# Given request
Copy every line that holds "zgodnie".

# Entries
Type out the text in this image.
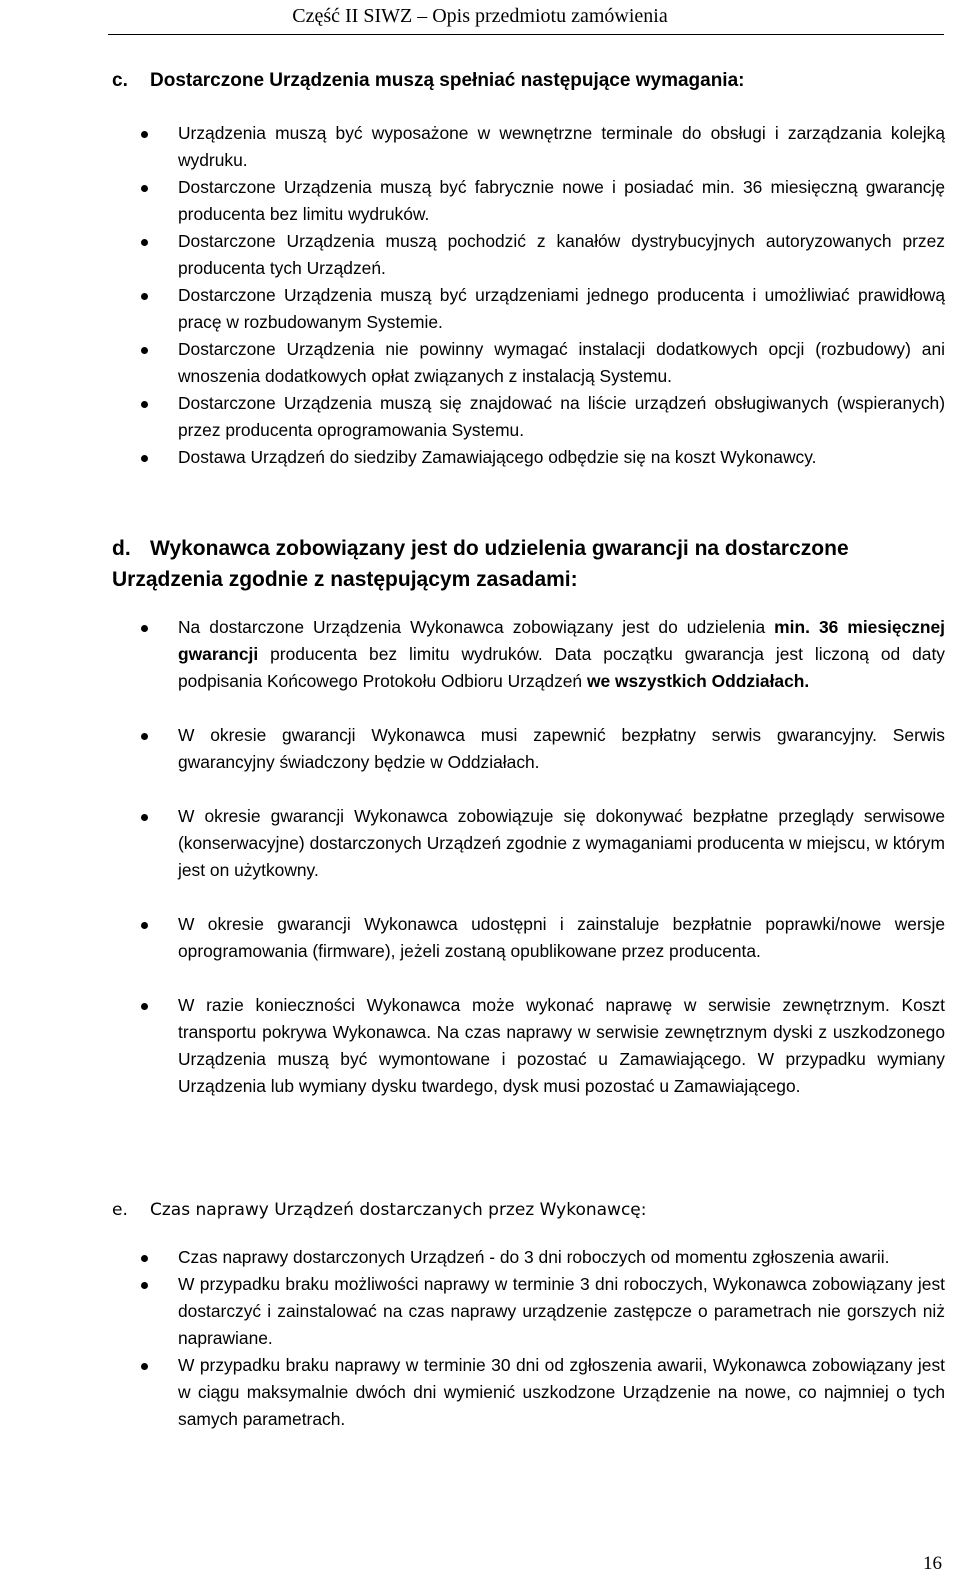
Część II SIWZ – Opis przedmiotu zamówienia
c. Dostarczone Urządzenia muszą spełniać następujące wymagania:
Urządzenia muszą być wyposażone w wewnętrzne terminale do obsługi i zarządzania kolejką wydruku.
Dostarczone Urządzenia muszą być fabrycznie nowe i posiadać min. 36 miesięczną gwarancję producenta bez limitu wydruków.
Dostarczone Urządzenia muszą pochodzić z kanałów dystrybucyjnych autoryzowanych przez producenta tych Urządzeń.
Dostarczone Urządzenia muszą być urządzeniami jednego producenta i umożliwiać prawidłową pracę w rozbudowanym Systemie.
Dostarczone Urządzenia nie powinny wymagać instalacji dodatkowych opcji (rozbudowy) ani wnoszenia dodatkowych opłat związanych z instalacją Systemu.
Dostarczone Urządzenia muszą się znajdować na liście urządzeń obsługiwanych (wspieranych) przez producenta oprogramowania Systemu.
Dostawa Urządzeń do siedziby Zamawiającego odbędzie się na koszt Wykonawcy.
d. Wykonawca zobowiązany jest do udzielenia gwarancji na dostarczone Urządzenia zgodnie z następującym zasadami:
Na dostarczone Urządzenia Wykonawca zobowiązany jest do udzielenia min. 36 miesięcznej gwarancji producenta bez limitu wydruków. Data początku gwarancja jest liczoną od daty podpisania Końcowego Protokołu Odbioru Urządzeń we wszystkich Oddziałach.
W okresie gwarancji Wykonawca musi zapewnić bezpłatny serwis gwarancyjny. Serwis gwarancyjny świadczony będzie w Oddziałach.
W okresie gwarancji Wykonawca zobowiązuje się dokonywać bezpłatne przeglądy serwisowe (konserwacyjne) dostarczonych Urządzeń zgodnie z wymaganiami producenta w miejscu, w którym jest on użytkowny.
W okresie gwarancji Wykonawca udostępni i zainstaluje bezpłatnie poprawki/nowe wersje oprogramowania (firmware), jeżeli zostaną opublikowane przez producenta.
W razie konieczności Wykonawca może wykonać naprawę w serwisie zewnętrznym. Koszt transportu pokrywa Wykonawca. Na czas naprawy w serwisie zewnętrznym dyski z uszkodzonego Urządzenia muszą być wymontowane i pozostać u Zamawiającego. W przypadku wymiany Urządzenia lub wymiany dysku twardego, dysk musi pozostać u Zamawiającego.
e. Czas naprawy Urządzeń dostarczanych przez Wykonawcę:
Czas naprawy dostarczonych Urządzeń - do 3 dni roboczych od momentu zgłoszenia awarii.
W przypadku braku możliwości naprawy w terminie 3 dni roboczych, Wykonawca zobowiązany jest dostarczyć i zainstalować na czas naprawy urządzenie zastępcze o parametrach nie gorszych niż naprawiane.
W przypadku braku naprawy w terminie 30 dni od zgłoszenia awarii, Wykonawca zobowiązany jest w ciągu maksymalnie dwóch dni wymienić uszkodzone Urządzenie na nowe, co najmniej o tych samych parametrach.
16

# Exercise response
d. Wykonawca zobowiązany jest do udzielenia gwarancji na dostarczone Urządzenia zgodnie z następującym zasadami:
W okresie gwarancji Wykonawca zobowiązuje się dokonywać bezpłatne przeglądy serwisowe (konserwacyjne) dostarczonych Urządzeń zgodnie z wymaganiami producenta w miejscu, w którym jest on użytkowny.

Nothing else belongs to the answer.